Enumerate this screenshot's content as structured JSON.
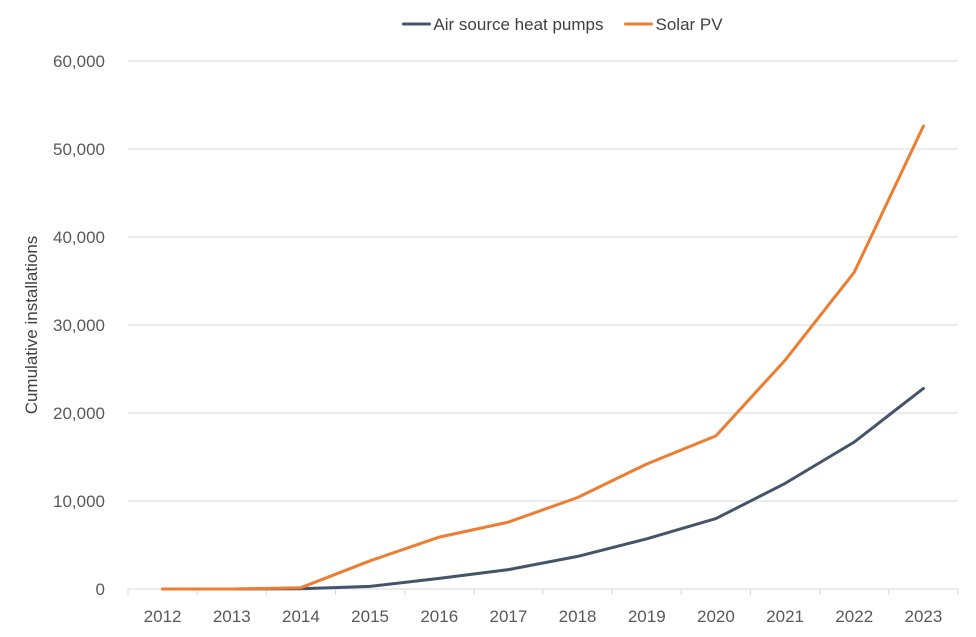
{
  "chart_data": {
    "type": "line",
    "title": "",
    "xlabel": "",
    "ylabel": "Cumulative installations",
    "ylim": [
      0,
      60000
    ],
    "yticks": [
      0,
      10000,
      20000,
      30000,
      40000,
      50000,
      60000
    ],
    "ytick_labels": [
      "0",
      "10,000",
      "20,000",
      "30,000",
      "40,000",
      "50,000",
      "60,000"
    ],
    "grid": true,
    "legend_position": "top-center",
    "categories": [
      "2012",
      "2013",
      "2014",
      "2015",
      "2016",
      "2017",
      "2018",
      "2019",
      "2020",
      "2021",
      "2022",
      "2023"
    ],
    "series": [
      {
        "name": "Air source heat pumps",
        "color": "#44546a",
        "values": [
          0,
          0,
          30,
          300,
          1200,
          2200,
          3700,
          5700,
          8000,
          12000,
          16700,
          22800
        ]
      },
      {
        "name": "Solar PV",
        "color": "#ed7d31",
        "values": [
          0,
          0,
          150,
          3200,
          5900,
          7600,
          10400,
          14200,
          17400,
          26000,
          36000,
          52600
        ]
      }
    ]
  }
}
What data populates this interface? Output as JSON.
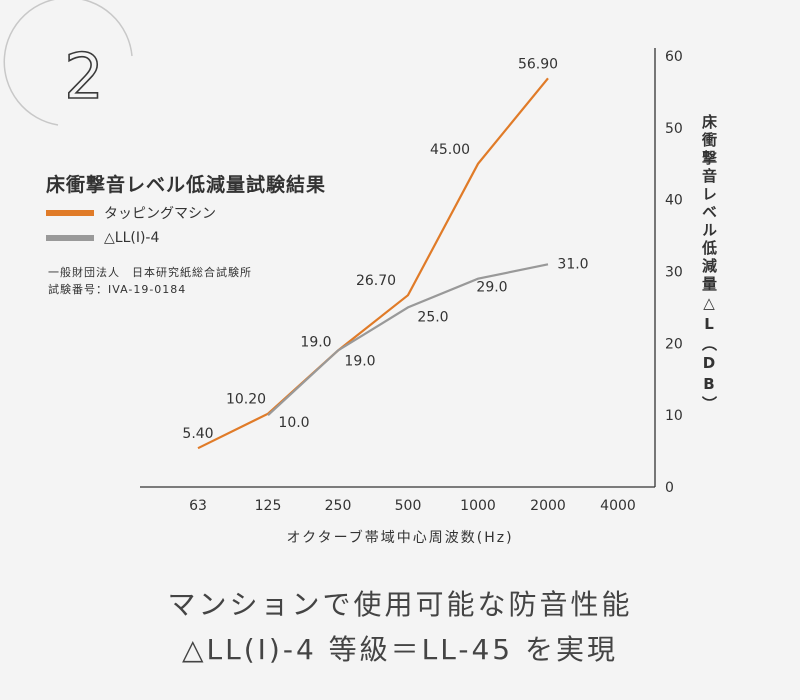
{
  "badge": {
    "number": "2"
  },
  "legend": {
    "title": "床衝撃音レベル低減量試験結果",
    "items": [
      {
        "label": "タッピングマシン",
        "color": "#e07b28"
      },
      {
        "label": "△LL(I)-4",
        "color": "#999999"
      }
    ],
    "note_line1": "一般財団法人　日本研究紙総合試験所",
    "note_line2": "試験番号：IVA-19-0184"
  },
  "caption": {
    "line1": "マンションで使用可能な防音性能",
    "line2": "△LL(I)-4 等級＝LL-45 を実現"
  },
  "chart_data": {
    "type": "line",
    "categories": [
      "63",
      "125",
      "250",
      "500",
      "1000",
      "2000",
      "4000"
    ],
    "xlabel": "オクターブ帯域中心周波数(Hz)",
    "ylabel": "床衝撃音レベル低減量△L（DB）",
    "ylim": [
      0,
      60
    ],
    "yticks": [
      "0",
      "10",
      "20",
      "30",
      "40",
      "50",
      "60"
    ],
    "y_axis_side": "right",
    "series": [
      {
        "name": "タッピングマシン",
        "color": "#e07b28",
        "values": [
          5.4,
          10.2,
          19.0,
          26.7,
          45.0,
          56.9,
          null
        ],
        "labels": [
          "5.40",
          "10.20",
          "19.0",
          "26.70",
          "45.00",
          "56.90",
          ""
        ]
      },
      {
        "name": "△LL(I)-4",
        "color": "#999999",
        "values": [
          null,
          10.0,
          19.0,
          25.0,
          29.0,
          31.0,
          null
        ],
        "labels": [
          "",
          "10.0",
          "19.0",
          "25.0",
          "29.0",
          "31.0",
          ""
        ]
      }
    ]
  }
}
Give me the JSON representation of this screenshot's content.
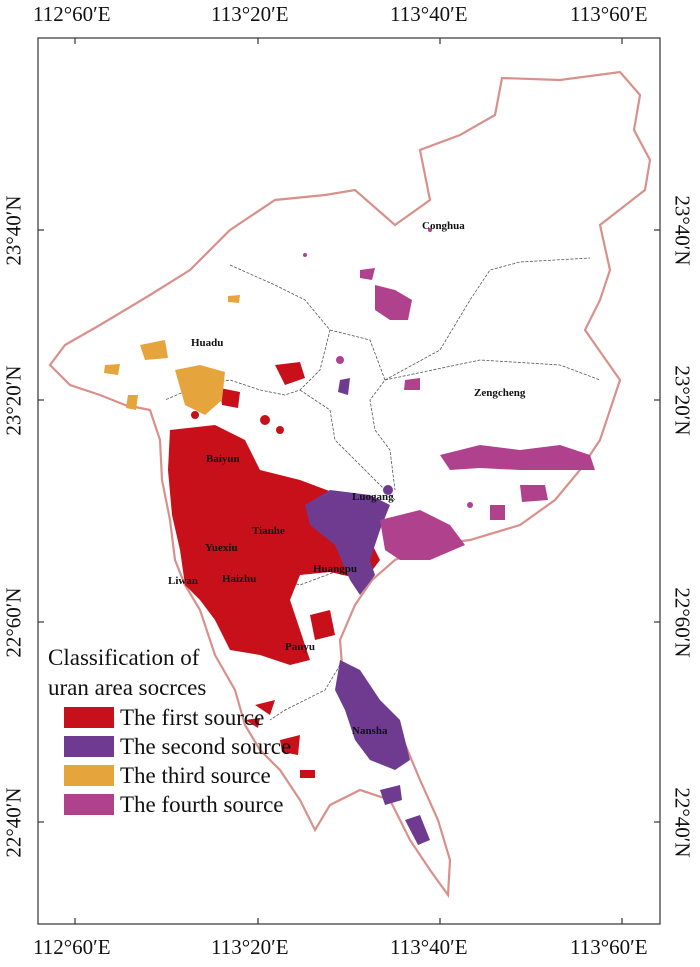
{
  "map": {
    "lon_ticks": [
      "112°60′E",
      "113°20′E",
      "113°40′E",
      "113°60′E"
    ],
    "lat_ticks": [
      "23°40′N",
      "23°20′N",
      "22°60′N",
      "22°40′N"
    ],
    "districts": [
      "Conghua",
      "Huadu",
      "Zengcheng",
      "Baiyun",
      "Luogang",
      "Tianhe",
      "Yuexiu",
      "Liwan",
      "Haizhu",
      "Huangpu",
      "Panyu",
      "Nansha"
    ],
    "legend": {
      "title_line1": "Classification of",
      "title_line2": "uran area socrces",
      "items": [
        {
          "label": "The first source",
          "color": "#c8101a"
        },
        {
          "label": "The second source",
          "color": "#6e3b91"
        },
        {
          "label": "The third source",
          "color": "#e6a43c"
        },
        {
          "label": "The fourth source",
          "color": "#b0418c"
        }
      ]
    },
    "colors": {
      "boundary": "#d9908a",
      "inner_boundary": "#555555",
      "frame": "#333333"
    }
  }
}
● ● ● ● ● ● ●
• **REQUIRED TASK**
Reproduce each line of the entries in which the word "screenshot" is found.

• **ANSWER TO THE EXERCISE**
Enumerate this screenshot's content as structured JSON.
Give me the JSON representation of this screenshot's content.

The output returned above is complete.